Required task
Copy out each line in the material below that has the word "явцад".

[START OF Extracted material]

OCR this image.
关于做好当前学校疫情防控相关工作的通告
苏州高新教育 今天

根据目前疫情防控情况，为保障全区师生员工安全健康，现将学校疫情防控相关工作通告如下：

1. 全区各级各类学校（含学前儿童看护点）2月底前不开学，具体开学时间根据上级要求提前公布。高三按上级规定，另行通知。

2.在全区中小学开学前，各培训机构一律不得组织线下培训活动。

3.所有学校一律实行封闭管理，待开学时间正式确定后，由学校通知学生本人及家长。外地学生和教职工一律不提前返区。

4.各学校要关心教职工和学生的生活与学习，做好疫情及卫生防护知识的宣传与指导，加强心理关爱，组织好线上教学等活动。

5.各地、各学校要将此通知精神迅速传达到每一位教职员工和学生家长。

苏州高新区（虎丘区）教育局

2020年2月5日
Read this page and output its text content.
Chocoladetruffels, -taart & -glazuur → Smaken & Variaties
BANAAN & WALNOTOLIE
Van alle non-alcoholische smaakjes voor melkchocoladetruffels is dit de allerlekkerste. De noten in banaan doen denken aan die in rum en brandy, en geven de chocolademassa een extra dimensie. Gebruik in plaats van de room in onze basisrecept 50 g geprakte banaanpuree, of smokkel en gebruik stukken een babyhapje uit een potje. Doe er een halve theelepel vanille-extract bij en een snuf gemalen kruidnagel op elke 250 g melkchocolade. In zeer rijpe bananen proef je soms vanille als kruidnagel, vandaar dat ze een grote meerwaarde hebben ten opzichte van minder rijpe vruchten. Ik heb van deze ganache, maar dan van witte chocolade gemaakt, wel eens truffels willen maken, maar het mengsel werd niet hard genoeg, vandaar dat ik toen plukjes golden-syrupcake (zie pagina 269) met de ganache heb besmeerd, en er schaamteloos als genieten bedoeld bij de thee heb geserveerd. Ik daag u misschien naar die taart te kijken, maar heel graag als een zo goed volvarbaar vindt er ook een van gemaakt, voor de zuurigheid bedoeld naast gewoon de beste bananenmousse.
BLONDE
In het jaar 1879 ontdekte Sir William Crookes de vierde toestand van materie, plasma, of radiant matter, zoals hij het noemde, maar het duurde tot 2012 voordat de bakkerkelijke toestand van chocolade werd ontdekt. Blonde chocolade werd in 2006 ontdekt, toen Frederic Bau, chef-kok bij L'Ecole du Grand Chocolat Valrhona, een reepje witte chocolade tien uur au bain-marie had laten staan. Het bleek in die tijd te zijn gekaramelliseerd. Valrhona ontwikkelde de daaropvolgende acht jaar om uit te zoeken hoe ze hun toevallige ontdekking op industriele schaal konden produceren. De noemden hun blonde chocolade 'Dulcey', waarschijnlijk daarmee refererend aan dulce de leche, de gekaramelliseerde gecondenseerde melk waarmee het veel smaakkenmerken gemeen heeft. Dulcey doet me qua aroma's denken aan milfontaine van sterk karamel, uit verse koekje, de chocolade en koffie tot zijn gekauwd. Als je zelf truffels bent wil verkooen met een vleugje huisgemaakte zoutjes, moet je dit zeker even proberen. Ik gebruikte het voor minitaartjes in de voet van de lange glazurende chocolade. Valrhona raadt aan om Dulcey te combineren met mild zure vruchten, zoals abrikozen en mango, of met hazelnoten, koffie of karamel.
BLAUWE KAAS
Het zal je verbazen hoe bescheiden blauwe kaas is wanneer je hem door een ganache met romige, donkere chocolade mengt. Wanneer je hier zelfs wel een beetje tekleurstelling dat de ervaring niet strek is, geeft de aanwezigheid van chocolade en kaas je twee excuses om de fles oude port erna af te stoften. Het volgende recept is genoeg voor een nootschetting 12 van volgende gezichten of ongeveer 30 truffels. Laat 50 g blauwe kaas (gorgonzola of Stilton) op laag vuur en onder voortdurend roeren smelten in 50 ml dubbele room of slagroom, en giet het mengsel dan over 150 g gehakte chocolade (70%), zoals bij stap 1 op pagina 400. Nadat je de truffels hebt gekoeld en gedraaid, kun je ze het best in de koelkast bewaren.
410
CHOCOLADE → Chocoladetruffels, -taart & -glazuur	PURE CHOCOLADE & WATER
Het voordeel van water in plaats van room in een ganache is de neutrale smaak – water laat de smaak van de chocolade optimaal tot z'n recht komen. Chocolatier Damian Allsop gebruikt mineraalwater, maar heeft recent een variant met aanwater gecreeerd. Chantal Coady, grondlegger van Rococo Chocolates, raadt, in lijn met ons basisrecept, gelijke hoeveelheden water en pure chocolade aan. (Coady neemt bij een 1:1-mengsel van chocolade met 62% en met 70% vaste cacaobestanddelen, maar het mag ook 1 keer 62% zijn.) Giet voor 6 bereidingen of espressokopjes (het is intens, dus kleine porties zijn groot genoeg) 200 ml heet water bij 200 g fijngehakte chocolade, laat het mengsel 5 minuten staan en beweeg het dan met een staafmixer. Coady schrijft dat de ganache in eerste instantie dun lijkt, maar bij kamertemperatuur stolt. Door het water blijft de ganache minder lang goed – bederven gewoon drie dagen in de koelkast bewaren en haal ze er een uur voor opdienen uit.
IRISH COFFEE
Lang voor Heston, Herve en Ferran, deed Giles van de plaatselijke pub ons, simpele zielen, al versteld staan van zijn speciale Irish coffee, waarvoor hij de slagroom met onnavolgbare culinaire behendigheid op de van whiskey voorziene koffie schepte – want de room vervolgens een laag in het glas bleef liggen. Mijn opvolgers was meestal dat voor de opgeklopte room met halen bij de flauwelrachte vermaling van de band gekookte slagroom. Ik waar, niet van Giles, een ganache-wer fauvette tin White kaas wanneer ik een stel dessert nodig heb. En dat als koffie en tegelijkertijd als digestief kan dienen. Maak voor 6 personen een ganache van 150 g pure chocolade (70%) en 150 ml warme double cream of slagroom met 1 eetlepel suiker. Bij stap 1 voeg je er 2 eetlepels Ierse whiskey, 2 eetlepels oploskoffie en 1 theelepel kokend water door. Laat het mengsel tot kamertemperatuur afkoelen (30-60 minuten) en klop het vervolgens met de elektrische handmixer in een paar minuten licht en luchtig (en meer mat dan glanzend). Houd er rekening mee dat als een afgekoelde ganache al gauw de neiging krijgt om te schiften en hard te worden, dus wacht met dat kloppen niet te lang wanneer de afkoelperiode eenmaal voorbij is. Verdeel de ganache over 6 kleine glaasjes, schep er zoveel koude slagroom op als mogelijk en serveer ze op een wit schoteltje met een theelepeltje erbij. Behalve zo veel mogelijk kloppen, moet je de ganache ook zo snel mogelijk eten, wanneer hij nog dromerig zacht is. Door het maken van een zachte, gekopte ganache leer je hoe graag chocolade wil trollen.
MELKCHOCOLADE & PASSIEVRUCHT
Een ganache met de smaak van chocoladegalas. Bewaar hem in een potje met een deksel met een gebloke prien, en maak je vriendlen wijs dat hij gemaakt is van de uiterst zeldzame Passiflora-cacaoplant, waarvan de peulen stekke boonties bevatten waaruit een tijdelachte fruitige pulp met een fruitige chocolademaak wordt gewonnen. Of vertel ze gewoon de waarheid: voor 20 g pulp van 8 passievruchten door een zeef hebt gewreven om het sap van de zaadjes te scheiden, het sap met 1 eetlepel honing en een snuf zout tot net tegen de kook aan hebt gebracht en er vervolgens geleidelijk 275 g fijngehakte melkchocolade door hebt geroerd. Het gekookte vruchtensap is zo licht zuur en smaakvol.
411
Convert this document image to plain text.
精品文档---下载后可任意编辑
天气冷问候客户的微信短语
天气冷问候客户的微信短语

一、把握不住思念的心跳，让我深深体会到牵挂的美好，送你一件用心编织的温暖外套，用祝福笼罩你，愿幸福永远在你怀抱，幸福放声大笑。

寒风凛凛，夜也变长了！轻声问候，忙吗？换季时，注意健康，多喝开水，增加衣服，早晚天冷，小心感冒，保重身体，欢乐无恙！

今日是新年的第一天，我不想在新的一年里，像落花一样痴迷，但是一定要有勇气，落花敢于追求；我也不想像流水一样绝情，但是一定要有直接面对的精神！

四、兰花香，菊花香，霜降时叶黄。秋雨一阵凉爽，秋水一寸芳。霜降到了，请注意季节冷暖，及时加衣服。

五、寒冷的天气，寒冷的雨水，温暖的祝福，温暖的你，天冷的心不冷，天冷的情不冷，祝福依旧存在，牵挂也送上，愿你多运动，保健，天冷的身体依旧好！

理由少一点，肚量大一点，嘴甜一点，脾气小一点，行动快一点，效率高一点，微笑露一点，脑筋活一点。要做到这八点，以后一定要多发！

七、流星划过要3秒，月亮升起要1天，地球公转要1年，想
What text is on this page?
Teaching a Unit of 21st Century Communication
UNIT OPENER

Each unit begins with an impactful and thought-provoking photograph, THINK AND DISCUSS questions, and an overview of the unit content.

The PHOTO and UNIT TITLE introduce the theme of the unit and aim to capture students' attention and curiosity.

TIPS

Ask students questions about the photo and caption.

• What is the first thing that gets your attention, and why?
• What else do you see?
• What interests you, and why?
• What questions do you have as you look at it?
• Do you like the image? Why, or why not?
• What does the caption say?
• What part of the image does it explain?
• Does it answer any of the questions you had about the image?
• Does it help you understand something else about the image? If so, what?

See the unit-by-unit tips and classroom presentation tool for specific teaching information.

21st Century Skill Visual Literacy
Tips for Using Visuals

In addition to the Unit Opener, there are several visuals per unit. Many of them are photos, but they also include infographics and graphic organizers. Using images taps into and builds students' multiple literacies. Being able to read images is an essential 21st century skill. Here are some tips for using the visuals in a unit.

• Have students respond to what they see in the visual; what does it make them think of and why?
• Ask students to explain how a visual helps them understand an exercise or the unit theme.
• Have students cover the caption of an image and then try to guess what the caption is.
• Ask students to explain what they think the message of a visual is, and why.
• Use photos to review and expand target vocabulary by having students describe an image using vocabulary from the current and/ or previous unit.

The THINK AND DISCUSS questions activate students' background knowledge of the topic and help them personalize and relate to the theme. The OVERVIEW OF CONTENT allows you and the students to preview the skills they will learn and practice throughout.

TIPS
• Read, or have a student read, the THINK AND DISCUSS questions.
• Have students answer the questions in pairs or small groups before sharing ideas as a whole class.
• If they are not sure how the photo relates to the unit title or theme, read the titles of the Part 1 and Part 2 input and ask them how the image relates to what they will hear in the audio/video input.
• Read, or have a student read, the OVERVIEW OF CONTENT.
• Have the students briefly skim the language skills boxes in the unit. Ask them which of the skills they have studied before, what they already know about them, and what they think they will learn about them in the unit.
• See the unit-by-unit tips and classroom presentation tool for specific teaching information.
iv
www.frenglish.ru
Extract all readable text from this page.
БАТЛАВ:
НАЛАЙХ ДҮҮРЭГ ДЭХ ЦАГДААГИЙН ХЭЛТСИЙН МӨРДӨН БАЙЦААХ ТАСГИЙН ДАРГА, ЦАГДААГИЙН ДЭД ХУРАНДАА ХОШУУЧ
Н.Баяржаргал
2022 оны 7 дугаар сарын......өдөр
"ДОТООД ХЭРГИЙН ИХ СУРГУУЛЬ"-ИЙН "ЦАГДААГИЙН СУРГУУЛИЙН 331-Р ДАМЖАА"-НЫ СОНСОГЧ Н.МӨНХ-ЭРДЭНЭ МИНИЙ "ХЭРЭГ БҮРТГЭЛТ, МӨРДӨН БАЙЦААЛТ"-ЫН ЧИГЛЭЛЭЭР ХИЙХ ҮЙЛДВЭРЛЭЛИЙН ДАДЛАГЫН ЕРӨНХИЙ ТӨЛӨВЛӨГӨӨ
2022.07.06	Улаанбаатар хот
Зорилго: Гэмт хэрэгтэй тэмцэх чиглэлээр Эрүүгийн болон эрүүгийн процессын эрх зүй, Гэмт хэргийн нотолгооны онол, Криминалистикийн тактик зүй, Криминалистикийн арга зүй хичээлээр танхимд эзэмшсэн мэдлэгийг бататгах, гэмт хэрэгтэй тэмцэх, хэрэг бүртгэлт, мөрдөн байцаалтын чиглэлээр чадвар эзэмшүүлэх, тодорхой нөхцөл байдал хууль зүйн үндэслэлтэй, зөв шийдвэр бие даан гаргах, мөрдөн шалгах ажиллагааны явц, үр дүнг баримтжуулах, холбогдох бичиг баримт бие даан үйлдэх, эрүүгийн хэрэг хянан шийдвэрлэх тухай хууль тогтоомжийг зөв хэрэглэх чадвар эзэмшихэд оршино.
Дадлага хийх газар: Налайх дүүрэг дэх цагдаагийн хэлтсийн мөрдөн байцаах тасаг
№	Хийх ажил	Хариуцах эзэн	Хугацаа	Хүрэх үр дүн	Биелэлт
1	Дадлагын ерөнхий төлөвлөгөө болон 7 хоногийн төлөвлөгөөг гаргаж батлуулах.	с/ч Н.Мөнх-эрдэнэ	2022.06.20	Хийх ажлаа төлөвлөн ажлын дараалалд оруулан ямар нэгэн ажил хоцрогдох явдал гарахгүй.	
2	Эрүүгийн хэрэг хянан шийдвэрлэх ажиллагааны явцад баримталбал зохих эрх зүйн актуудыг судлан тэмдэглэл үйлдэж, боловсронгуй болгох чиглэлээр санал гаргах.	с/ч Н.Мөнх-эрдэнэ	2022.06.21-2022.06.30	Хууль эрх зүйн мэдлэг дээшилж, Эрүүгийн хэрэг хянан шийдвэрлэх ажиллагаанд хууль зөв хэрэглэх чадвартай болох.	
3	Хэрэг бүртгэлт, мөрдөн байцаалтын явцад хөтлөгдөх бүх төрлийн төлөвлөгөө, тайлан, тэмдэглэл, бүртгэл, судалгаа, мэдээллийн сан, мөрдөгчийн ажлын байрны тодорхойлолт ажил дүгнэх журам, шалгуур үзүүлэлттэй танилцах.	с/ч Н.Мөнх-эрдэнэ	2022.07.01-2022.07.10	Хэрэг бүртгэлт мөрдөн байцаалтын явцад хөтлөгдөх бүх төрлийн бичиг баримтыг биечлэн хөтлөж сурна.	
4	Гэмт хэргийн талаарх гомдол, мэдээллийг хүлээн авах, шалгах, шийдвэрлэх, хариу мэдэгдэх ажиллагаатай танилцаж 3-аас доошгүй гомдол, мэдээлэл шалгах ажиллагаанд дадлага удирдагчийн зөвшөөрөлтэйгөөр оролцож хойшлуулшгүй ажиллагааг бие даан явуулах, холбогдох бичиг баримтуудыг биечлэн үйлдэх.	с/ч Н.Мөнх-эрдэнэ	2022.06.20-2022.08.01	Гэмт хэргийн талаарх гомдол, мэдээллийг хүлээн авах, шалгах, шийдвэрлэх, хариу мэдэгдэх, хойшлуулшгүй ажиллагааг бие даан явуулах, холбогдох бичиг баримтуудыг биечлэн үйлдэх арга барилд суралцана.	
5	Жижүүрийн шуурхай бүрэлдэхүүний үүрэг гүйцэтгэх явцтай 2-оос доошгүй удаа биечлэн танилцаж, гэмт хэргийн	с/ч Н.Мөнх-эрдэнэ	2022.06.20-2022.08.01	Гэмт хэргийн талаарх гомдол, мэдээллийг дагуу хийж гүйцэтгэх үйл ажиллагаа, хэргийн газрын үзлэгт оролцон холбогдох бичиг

[END OF Extracted material]

In response
2	Эрүүгийн хэрэг хянан шийдвэрлэх ажиллагааны явцад баримталбал зохих эрх зүйн актуудыг судлан тэмдэглэл үйлдэж, боловсронгуй болгох чиглэлээр санал гаргах.	с/ч Н.Мөнх-эрдэнэ	2022.06.21-2022.06.30	Хууль эрх зүйн мэдлэг дээшилж, Эрүүгийн хэрэг хянан шийдвэрлэх ажиллагаанд хууль зөв хэрэглэх чадвартай болох.	
3	Хэрэг бүртгэлт, мөрдөн байцаалтын явцад хөтлөгдөх бүх төрлийн төлөвлөгөө, тайлан, тэмдэглэл, бүртгэл, судалгаа, мэдээллийн сан, мөрдөгчийн ажлын байрны тодорхойлолт ажил дүгнэх журам, шалгуур үзүүлэлттэй танилцах.	с/ч Н.Мөнх-эрдэнэ	2022.07.01-2022.07.10	Хэрэг бүртгэлт мөрдөн байцаалтын явцад хөтлөгдөх бүх төрлийн бичиг баримтыг биечлэн хөтлөж сурна.	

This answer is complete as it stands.